→ **Exercise prompt**
Lines that hold the word "this" should be located and copied.
---------- Data supplied
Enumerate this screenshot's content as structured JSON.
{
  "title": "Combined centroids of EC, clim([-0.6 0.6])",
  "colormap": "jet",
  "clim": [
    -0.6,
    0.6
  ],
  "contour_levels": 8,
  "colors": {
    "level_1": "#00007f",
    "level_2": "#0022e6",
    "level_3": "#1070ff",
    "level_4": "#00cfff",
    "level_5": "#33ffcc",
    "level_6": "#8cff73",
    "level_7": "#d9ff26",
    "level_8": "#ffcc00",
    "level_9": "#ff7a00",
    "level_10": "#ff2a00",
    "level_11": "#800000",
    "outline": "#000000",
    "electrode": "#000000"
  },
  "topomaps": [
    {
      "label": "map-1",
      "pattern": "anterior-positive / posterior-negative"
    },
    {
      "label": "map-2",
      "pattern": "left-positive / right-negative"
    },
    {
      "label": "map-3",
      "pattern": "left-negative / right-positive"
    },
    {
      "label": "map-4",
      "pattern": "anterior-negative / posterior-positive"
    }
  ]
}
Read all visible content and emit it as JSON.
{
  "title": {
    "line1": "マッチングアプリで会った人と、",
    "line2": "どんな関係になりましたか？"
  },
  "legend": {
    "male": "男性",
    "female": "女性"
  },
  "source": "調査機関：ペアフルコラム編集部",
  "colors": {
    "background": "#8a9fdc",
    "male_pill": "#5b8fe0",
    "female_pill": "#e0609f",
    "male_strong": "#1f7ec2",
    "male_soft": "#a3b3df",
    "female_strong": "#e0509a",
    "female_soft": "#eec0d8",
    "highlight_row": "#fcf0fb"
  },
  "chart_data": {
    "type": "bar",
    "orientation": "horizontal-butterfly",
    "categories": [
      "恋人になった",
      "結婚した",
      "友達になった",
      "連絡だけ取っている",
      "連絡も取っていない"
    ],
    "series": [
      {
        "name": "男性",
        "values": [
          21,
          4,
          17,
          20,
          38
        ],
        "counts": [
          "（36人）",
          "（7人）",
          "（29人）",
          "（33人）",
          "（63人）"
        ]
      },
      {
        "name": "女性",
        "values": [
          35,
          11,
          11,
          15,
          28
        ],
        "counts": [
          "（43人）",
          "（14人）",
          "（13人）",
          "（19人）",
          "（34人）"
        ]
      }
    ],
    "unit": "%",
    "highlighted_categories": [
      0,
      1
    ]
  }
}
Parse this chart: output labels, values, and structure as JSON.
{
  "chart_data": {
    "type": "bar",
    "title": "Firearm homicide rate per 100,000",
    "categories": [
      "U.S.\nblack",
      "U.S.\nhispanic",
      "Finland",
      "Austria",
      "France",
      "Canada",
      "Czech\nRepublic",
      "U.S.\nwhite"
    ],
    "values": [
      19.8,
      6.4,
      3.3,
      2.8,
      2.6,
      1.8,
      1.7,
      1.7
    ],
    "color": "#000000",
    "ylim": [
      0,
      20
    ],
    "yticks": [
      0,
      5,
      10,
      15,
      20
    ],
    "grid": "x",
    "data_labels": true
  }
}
--------------------
→ **Final result**
Enumerate this screenshot's content as structured JSON.
Parse this chart: output labels, values, and structure as JSON.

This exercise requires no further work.